[Start Records for this task]

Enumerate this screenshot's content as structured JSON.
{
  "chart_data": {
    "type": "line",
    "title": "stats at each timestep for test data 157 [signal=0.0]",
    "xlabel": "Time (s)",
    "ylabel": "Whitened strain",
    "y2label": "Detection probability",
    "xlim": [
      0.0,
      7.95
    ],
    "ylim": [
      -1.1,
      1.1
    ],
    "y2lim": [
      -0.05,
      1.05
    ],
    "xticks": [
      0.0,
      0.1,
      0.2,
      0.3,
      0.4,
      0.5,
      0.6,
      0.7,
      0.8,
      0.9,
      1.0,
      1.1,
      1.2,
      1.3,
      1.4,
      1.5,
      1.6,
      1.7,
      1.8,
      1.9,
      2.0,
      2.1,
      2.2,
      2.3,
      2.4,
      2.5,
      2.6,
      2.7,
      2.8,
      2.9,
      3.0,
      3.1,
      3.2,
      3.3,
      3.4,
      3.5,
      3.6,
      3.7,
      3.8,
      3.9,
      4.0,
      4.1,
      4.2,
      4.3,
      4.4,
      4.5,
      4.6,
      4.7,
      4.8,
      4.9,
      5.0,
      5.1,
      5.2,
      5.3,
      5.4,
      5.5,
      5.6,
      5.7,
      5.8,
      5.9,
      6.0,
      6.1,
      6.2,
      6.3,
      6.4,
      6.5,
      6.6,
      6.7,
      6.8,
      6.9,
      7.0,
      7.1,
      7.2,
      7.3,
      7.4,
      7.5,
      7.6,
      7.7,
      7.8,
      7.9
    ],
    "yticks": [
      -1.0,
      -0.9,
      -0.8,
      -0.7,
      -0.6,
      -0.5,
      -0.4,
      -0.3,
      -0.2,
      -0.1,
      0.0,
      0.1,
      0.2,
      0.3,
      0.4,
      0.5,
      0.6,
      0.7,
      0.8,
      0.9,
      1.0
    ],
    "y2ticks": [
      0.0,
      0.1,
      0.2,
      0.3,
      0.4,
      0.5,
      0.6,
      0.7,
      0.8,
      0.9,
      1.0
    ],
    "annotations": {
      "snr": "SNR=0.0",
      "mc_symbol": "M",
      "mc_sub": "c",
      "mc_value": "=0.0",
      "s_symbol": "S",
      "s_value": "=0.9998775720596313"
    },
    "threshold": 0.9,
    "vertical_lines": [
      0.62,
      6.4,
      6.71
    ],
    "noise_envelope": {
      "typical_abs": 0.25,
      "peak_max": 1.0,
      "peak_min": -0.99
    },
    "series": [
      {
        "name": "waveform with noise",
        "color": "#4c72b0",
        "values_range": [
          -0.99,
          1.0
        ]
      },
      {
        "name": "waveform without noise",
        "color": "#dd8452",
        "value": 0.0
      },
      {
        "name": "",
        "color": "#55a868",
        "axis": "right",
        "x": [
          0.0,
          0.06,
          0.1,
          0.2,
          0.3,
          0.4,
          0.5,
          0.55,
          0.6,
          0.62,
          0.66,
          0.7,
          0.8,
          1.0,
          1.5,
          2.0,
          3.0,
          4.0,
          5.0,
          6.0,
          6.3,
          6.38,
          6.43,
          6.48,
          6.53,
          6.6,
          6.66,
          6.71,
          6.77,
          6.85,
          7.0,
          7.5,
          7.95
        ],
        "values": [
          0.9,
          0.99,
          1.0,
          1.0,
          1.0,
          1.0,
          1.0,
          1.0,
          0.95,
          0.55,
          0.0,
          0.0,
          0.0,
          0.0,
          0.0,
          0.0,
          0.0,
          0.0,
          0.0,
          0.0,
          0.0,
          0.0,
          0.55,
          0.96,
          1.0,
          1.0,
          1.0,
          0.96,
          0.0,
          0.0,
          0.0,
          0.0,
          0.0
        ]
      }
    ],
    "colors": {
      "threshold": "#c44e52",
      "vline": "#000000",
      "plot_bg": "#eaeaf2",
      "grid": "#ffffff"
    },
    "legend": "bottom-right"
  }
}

[End Records for this task]

- [Exercise details]: Where a line in the material above holds "waveform", copy that line.

- [Task response]:
        "name": "waveform with noise",
        "name": "waveform without noise",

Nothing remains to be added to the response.